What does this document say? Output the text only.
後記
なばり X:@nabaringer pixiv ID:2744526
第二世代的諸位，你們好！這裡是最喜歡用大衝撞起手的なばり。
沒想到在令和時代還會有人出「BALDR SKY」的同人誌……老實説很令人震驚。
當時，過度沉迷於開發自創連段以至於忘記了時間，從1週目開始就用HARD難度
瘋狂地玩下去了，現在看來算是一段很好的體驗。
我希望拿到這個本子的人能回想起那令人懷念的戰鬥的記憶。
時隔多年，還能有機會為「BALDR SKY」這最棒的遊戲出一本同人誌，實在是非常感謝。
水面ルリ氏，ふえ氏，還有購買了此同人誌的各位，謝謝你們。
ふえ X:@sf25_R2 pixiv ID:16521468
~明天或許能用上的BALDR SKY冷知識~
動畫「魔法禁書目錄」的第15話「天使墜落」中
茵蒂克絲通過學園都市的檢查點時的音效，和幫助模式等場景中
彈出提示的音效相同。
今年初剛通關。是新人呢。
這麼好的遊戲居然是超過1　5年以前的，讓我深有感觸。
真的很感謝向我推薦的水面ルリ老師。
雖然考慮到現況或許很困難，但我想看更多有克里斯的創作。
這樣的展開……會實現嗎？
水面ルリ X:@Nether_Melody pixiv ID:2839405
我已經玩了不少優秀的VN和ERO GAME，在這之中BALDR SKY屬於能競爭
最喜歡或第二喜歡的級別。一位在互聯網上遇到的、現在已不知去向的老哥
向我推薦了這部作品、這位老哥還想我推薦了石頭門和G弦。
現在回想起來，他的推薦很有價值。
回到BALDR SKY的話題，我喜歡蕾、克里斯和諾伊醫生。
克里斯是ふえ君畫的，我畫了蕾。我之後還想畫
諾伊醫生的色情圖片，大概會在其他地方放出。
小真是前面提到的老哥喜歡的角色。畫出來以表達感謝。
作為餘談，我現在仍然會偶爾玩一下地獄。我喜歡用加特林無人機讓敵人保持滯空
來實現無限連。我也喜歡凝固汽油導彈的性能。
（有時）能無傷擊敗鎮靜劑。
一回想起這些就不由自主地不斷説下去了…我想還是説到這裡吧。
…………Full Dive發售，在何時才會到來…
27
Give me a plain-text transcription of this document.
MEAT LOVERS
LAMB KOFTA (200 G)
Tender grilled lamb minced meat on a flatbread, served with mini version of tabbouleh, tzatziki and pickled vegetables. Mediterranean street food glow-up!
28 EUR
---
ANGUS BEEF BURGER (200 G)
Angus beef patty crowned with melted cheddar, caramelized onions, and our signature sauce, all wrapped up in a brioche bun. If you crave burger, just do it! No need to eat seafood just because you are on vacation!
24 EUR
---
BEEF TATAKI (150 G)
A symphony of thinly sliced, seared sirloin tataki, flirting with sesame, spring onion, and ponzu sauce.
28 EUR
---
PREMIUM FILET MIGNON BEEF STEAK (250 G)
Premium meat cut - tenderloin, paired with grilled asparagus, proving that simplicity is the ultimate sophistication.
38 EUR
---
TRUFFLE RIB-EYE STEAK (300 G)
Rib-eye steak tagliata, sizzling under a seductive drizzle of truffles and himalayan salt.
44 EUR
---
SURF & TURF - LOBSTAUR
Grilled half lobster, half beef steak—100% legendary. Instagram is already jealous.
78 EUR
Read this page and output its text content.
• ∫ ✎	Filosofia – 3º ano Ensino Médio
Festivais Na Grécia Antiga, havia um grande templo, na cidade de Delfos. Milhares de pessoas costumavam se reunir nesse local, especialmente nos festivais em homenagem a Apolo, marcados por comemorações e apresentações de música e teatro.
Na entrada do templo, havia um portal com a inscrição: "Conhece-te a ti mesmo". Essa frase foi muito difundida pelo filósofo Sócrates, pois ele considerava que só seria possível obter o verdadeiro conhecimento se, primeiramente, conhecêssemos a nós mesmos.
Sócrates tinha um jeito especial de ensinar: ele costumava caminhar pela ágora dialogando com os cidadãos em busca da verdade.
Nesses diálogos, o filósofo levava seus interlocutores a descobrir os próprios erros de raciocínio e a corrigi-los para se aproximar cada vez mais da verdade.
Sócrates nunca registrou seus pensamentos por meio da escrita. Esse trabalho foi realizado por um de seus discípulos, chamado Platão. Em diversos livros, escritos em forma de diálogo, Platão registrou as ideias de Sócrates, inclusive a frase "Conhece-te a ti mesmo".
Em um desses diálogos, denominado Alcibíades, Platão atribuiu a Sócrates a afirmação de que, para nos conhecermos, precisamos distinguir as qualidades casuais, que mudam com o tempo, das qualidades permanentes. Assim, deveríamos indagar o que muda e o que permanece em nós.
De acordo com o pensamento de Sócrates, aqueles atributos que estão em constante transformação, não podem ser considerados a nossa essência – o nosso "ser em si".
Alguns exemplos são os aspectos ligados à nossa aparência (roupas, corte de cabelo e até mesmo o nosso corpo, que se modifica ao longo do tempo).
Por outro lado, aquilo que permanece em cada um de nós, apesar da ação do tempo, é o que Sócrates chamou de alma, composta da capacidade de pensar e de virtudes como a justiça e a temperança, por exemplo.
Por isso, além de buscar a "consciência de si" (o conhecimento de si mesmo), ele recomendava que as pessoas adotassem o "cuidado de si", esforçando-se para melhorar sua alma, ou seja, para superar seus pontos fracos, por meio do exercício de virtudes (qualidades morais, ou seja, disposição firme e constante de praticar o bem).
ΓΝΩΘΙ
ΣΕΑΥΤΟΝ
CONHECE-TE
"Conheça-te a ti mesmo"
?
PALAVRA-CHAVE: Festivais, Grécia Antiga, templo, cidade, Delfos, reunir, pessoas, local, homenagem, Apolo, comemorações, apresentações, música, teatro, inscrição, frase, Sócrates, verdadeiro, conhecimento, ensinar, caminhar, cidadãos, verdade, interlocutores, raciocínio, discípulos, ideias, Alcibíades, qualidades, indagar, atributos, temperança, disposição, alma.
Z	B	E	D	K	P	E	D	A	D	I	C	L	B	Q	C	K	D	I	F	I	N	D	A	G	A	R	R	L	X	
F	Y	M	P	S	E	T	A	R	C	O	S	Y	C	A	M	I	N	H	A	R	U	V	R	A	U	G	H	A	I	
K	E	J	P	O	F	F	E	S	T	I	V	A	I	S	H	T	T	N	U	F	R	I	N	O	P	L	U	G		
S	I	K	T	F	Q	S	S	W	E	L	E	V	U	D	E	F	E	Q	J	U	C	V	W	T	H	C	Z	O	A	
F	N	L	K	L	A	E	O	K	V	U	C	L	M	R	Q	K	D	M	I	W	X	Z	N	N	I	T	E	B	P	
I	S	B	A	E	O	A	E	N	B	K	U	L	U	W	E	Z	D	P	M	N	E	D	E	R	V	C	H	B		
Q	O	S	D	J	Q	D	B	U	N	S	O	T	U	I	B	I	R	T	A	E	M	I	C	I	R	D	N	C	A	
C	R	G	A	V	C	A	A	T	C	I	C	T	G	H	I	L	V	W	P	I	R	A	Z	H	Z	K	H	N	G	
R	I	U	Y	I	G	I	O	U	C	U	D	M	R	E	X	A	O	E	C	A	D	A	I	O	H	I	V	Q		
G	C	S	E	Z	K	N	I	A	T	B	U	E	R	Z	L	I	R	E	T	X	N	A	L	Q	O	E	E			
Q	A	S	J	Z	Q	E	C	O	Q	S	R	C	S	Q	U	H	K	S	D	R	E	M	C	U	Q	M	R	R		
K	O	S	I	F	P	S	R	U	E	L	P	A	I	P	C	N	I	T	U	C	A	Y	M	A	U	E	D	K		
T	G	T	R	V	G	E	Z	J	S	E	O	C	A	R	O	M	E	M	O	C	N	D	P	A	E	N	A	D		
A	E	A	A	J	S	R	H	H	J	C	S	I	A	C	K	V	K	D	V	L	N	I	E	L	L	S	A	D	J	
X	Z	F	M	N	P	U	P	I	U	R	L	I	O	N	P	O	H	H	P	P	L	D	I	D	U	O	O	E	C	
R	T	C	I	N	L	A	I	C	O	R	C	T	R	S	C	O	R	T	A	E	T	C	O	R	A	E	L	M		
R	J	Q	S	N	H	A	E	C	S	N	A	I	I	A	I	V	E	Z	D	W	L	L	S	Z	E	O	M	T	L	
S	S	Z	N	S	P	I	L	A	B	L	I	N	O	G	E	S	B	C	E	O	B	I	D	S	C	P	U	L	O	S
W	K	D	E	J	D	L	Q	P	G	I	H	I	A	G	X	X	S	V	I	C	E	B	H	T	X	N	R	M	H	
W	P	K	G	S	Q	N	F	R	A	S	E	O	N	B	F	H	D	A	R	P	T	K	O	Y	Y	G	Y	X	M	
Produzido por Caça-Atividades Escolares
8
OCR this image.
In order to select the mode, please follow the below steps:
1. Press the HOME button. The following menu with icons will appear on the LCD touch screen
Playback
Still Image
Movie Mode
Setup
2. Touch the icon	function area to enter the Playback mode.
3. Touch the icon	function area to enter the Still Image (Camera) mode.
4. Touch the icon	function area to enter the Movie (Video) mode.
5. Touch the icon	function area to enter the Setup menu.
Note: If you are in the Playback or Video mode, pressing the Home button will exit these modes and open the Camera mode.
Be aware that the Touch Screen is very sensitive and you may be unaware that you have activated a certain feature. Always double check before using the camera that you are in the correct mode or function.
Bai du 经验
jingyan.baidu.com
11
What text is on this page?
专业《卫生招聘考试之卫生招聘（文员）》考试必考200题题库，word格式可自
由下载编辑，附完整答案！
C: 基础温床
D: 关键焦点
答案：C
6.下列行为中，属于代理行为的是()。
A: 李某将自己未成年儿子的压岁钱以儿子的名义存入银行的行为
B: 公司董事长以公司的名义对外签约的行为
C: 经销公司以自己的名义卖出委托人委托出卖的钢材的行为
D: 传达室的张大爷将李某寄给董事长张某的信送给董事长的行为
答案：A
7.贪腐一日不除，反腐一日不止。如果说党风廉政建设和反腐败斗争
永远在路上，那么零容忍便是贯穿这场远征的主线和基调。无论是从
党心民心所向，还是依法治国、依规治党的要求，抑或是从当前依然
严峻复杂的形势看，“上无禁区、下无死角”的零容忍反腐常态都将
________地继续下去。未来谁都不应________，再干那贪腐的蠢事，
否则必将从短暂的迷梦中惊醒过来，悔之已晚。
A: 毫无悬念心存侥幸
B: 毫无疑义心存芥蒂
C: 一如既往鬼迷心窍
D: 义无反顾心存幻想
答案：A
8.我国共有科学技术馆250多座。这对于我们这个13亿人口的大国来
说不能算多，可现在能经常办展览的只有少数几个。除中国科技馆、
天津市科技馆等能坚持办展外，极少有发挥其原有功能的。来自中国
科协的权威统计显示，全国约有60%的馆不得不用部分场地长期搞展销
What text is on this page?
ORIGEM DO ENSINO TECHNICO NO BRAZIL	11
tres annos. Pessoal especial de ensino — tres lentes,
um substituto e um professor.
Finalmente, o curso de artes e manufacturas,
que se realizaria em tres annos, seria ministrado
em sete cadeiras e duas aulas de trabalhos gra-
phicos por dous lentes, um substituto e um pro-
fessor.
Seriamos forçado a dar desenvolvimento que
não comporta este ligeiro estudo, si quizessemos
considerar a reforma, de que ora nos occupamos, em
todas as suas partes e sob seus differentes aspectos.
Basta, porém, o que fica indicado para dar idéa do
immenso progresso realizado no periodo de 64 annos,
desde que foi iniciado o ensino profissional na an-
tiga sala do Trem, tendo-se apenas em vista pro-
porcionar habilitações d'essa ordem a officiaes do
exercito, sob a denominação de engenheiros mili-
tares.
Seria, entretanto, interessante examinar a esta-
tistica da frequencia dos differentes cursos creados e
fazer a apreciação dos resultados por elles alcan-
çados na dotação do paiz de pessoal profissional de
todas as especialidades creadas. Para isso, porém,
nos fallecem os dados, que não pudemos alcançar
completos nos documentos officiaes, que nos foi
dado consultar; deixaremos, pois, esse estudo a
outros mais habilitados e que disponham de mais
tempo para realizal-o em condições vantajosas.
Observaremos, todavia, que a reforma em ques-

Directive: Say how many lines include the word "meio"; reply with the number alone.

Expected output: 2